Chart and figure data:
————

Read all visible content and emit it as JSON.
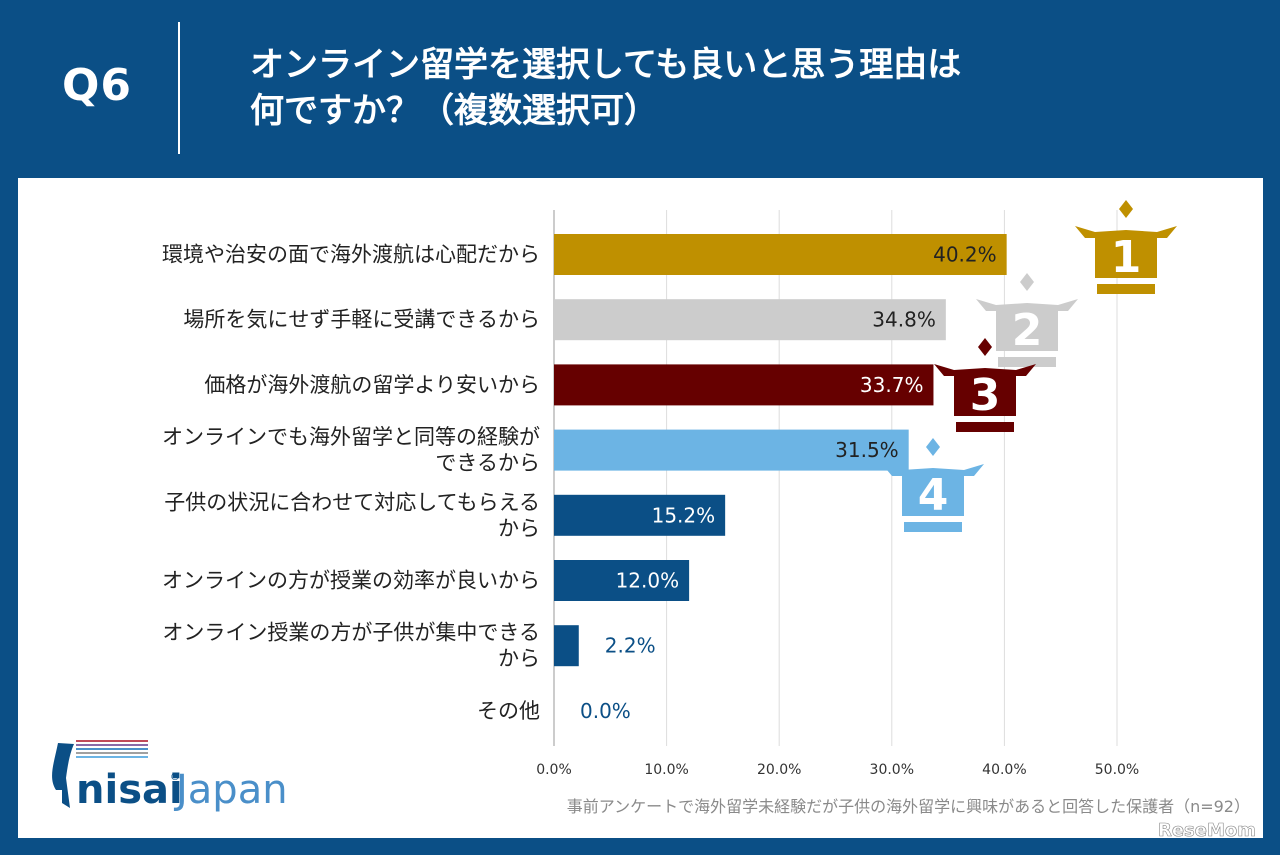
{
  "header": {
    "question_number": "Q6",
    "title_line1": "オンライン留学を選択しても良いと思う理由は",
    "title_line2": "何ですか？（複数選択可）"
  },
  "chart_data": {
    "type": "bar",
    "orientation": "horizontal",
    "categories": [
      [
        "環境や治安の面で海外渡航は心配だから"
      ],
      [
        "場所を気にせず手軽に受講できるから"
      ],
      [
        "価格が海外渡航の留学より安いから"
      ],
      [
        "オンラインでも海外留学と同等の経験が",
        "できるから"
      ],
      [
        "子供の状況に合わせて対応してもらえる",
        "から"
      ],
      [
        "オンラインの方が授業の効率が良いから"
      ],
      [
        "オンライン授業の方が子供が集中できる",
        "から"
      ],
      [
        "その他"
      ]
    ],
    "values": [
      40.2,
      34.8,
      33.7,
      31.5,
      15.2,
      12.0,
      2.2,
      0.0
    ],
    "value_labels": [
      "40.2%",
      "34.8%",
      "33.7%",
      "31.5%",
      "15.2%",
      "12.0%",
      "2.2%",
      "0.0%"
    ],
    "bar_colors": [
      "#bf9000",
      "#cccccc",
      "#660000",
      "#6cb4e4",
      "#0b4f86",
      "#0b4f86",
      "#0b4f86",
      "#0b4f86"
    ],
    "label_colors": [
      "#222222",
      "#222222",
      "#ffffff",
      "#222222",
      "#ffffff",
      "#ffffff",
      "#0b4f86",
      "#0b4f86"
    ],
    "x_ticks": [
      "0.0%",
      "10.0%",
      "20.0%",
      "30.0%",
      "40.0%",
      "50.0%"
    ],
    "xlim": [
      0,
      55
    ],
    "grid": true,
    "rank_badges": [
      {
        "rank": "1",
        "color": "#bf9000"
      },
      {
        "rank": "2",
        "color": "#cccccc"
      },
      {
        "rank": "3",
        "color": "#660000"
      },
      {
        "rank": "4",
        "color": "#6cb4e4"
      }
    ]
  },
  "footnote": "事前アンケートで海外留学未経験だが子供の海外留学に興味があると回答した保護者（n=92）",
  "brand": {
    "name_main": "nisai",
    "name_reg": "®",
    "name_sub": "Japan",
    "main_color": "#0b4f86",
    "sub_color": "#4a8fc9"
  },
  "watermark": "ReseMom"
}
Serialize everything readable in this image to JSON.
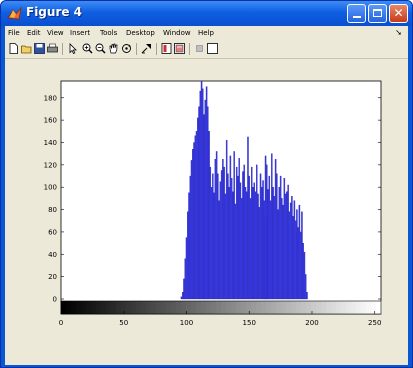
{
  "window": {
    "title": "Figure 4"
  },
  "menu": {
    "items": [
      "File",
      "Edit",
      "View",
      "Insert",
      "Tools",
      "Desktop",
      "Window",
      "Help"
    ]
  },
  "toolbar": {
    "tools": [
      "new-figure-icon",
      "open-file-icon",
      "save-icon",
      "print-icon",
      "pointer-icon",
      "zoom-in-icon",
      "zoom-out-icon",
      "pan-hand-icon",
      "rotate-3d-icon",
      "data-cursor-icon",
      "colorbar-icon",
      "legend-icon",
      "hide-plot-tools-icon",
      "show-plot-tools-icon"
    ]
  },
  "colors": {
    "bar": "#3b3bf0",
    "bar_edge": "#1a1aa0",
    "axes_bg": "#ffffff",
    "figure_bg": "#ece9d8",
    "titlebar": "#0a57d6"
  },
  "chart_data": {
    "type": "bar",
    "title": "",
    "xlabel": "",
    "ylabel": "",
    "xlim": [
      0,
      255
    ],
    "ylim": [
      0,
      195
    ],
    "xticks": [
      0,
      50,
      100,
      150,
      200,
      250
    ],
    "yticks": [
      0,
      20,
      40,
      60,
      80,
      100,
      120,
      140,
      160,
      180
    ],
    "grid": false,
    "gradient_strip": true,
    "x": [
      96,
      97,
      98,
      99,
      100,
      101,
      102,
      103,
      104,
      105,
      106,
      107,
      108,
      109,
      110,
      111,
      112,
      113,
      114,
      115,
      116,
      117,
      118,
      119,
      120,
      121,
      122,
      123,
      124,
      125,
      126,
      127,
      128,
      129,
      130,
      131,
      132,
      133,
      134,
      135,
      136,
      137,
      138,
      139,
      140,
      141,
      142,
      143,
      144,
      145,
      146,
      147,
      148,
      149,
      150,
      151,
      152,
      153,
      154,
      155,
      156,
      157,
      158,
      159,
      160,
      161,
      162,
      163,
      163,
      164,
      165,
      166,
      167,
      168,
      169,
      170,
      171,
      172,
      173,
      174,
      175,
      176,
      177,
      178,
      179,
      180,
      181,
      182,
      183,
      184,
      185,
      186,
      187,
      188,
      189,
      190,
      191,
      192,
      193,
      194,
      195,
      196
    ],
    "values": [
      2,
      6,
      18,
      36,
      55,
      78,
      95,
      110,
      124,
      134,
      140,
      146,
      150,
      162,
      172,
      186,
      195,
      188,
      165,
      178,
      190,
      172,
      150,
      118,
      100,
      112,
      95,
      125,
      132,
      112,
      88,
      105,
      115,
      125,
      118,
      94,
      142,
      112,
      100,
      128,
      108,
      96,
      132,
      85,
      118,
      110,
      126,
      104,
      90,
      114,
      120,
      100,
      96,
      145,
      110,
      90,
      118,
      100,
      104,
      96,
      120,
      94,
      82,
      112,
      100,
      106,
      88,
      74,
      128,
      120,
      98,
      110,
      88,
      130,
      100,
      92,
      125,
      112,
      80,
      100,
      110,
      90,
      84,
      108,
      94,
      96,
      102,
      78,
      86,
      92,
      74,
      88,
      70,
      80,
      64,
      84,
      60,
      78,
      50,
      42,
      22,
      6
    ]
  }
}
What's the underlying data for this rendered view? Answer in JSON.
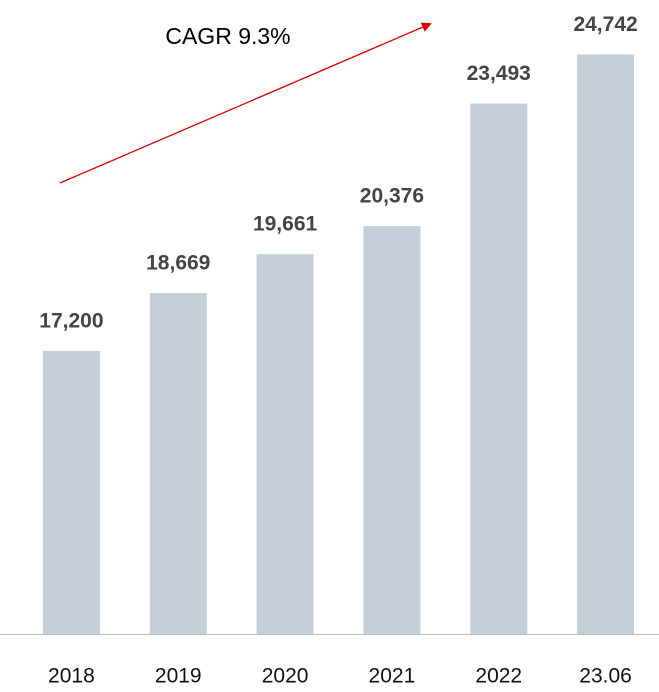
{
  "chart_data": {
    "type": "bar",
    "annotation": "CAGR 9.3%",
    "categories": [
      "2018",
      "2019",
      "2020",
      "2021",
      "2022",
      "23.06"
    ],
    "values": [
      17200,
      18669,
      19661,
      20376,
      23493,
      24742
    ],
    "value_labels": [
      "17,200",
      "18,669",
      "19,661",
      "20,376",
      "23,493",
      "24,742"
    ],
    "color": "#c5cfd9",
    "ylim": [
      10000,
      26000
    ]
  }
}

————

> _Instruction_: Quote the full listing above word for word; exclude every picture from the copy.

> _Answer in full_:
Read all visible content and emit it as JSON.
{
  "header": {
    "question_number": "Q6",
    "title_line1": "オンライン留学を選択しても良いと思う理由は",
    "title_line2": "何ですか？（複数選択可）"
  },
  "chart_data": {
    "type": "bar",
    "orientation": "horizontal",
    "categories": [
      [
        "環境や治安の面で海外渡航は心配だから"
      ],
      [
        "場所を気にせず手軽に受講できるから"
      ],
      [
        "価格が海外渡航の留学より安いから"
      ],
      [
        "オンラインでも海外留学と同等の経験が",
        "できるから"
      ],
      [
        "子供の状況に合わせて対応してもらえる",
        "から"
      ],
      [
        "オンラインの方が授業の効率が良いから"
      ],
      [
        "オンライン授業の方が子供が集中できる",
        "から"
      ],
      [
        "その他"
      ]
    ],
    "values": [
      40.2,
      34.8,
      33.7,
      31.5,
      15.2,
      12.0,
      2.2,
      0.0
    ],
    "value_labels": [
      "40.2%",
      "34.8%",
      "33.7%",
      "31.5%",
      "15.2%",
      "12.0%",
      "2.2%",
      "0.0%"
    ],
    "bar_colors": [
      "#bf9000",
      "#cccccc",
      "#660000",
      "#6cb4e4",
      "#0b4f86",
      "#0b4f86",
      "#0b4f86",
      "#0b4f86"
    ],
    "label_colors": [
      "#222222",
      "#222222",
      "#ffffff",
      "#222222",
      "#ffffff",
      "#ffffff",
      "#0b4f86",
      "#0b4f86"
    ],
    "x_ticks": [
      "0.0%",
      "10.0%",
      "20.0%",
      "30.0%",
      "40.0%",
      "50.0%"
    ],
    "xlim": [
      0,
      55
    ],
    "grid": true,
    "rank_badges": [
      {
        "rank": "1",
        "color": "#bf9000"
      },
      {
        "rank": "2",
        "color": "#cccccc"
      },
      {
        "rank": "3",
        "color": "#660000"
      },
      {
        "rank": "4",
        "color": "#6cb4e4"
      }
    ]
  },
  "footnote": "事前アンケートで海外留学未経験だが子供の海外留学に興味があると回答した保護者（n=92）",
  "brand": {
    "name_main": "nisai",
    "name_reg": "®",
    "name_sub": "Japan",
    "main_color": "#0b4f86",
    "sub_color": "#4a8fc9"
  },
  "watermark": "ReseMom"
}
Serialize everything readable in this image to JSON.
{
  "window": {
    "title": "Figure 4"
  },
  "menu": {
    "items": [
      "File",
      "Edit",
      "View",
      "Insert",
      "Tools",
      "Desktop",
      "Window",
      "Help"
    ]
  },
  "toolbar": {
    "tools": [
      "new-figure-icon",
      "open-file-icon",
      "save-icon",
      "print-icon",
      "pointer-icon",
      "zoom-in-icon",
      "zoom-out-icon",
      "pan-hand-icon",
      "rotate-3d-icon",
      "data-cursor-icon",
      "colorbar-icon",
      "legend-icon",
      "hide-plot-tools-icon",
      "show-plot-tools-icon"
    ]
  },
  "colors": {
    "bar": "#3b3bf0",
    "bar_edge": "#1a1aa0",
    "axes_bg": "#ffffff",
    "figure_bg": "#ece9d8",
    "titlebar": "#0a57d6"
  },
  "chart_data": {
    "type": "bar",
    "title": "",
    "xlabel": "",
    "ylabel": "",
    "xlim": [
      0,
      255
    ],
    "ylim": [
      0,
      195
    ],
    "xticks": [
      0,
      50,
      100,
      150,
      200,
      250
    ],
    "yticks": [
      0,
      20,
      40,
      60,
      80,
      100,
      120,
      140,
      160,
      180
    ],
    "grid": false,
    "gradient_strip": true,
    "x": [
      96,
      97,
      98,
      99,
      100,
      101,
      102,
      103,
      104,
      105,
      106,
      107,
      108,
      109,
      110,
      111,
      112,
      113,
      114,
      115,
      116,
      117,
      118,
      119,
      120,
      121,
      122,
      123,
      124,
      125,
      126,
      127,
      128,
      129,
      130,
      131,
      132,
      133,
      134,
      135,
      136,
      137,
      138,
      139,
      140,
      141,
      142,
      143,
      144,
      145,
      146,
      147,
      148,
      149,
      150,
      151,
      152,
      153,
      154,
      155,
      156,
      157,
      158,
      159,
      160,
      161,
      162,
      163,
      163,
      164,
      165,
      166,
      167,
      168,
      169,
      170,
      171,
      172,
      173,
      174,
      175,
      176,
      177,
      178,
      179,
      180,
      181,
      182,
      183,
      184,
      185,
      186,
      187,
      188,
      189,
      190,
      191,
      192,
      193,
      194,
      195,
      196
    ],
    "values": [
      2,
      6,
      18,
      36,
      55,
      78,
      95,
      110,
      124,
      134,
      140,
      146,
      150,
      162,
      172,
      186,
      195,
      188,
      165,
      178,
      190,
      172,
      150,
      118,
      100,
      112,
      95,
      125,
      132,
      112,
      88,
      105,
      115,
      125,
      118,
      94,
      142,
      112,
      100,
      128,
      108,
      96,
      132,
      85,
      118,
      110,
      126,
      104,
      90,
      114,
      120,
      100,
      96,
      145,
      110,
      90,
      118,
      100,
      104,
      96,
      120,
      94,
      82,
      112,
      100,
      106,
      88,
      74,
      128,
      120,
      98,
      110,
      88,
      130,
      100,
      92,
      125,
      112,
      80,
      100,
      110,
      90,
      84,
      108,
      94,
      96,
      102,
      78,
      86,
      92,
      74,
      88,
      70,
      80,
      64,
      84,
      60,
      78,
      50,
      42,
      22,
      6
    ]
  }
}
What's the underlying data for this rendered view? Answer in JSON.
{
  "chart_data": {
    "type": "bar",
    "annotation": "CAGR 9.3%",
    "categories": [
      "2018",
      "2019",
      "2020",
      "2021",
      "2022",
      "23.06"
    ],
    "values": [
      17200,
      18669,
      19661,
      20376,
      23493,
      24742
    ],
    "value_labels": [
      "17,200",
      "18,669",
      "19,661",
      "20,376",
      "23,493",
      "24,742"
    ],
    "color": "#c5cfd9",
    "ylim": [
      10000,
      26000
    ]
  }
}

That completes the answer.